**Task statement**
Every line below is to be quoted exactly, with nothing added or dropped.

**Dataset rows**

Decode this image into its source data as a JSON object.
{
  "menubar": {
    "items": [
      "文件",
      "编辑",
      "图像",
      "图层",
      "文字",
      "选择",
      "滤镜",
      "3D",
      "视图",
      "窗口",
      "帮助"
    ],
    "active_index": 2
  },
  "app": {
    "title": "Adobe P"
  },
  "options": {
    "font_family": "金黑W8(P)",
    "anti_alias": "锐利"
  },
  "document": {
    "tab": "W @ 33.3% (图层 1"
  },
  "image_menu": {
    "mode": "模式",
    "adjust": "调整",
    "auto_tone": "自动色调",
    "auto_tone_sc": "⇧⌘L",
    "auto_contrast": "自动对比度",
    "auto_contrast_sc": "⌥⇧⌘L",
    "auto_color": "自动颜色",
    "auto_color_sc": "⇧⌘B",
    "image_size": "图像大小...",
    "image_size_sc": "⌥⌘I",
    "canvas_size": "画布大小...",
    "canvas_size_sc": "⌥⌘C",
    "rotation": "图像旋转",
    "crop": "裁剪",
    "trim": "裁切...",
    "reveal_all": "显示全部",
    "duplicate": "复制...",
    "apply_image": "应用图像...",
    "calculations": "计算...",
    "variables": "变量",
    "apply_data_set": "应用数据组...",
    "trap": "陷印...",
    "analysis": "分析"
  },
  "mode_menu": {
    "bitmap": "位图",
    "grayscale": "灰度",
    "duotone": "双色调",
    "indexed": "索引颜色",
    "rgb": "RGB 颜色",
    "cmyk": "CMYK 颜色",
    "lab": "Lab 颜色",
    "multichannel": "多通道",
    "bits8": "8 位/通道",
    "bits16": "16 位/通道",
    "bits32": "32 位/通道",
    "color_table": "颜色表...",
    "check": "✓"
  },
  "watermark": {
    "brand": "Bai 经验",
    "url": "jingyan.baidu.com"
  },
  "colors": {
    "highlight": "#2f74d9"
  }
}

**Solution for this problem**
Decode this image into its source data as a JSON object.
{
  "menubar": {
    "items": [
      "文件",
      "编辑",
      "图像",
      "图层",
      "文字",
      "选择",
      "滤镜",
      "3D",
      "视图",
      "窗口",
      "帮助"
    ],
    "active_index": 2
  },
  "app": {
    "title": "Adobe P"
  },
  "options": {
    "font_family": "金黑W8(P)",
    "anti_alias": "锐利"
  },
  "document": {
    "tab": "W @ 33.3% (图层 1"
  },
  "image_menu": {
    "mode": "模式",
    "adjust": "调整",
    "auto_tone": "自动色调",
    "auto_tone_sc": "⇧⌘L",
    "auto_contrast": "自动对比度",
    "auto_contrast_sc": "⌥⇧⌘L",
    "auto_color": "自动颜色",
    "auto_color_sc": "⇧⌘B",
    "image_size": "图像大小...",
    "image_size_sc": "⌥⌘I",
    "canvas_size": "画布大小...",
    "canvas_size_sc": "⌥⌘C",
    "rotation": "图像旋转",
    "crop": "裁剪",
    "trim": "裁切...",
    "reveal_all": "显示全部",
    "duplicate": "复制...",
    "apply_image": "应用图像...",
    "calculations": "计算...",
    "variables": "变量",
    "apply_data_set": "应用数据组...",
    "trap": "陷印...",
    "analysis": "分析"
  },
  "mode_menu": {
    "bitmap": "位图",
    "grayscale": "灰度",
    "duotone": "双色调",
    "indexed": "索引颜色",
    "rgb": "RGB 颜色",
    "cmyk": "CMYK 颜色",
    "lab": "Lab 颜色",
    "multichannel": "多通道",
    "bits8": "8 位/通道",
    "bits16": "16 位/通道",
    "bits32": "32 位/通道",
    "color_table": "颜色表...",
    "check": "✓"
  },
  "watermark": {
    "brand": "Bai 经验",
    "url": "jingyan.baidu.com"
  },
  "colors": {
    "highlight": "#2f74d9"
  }
}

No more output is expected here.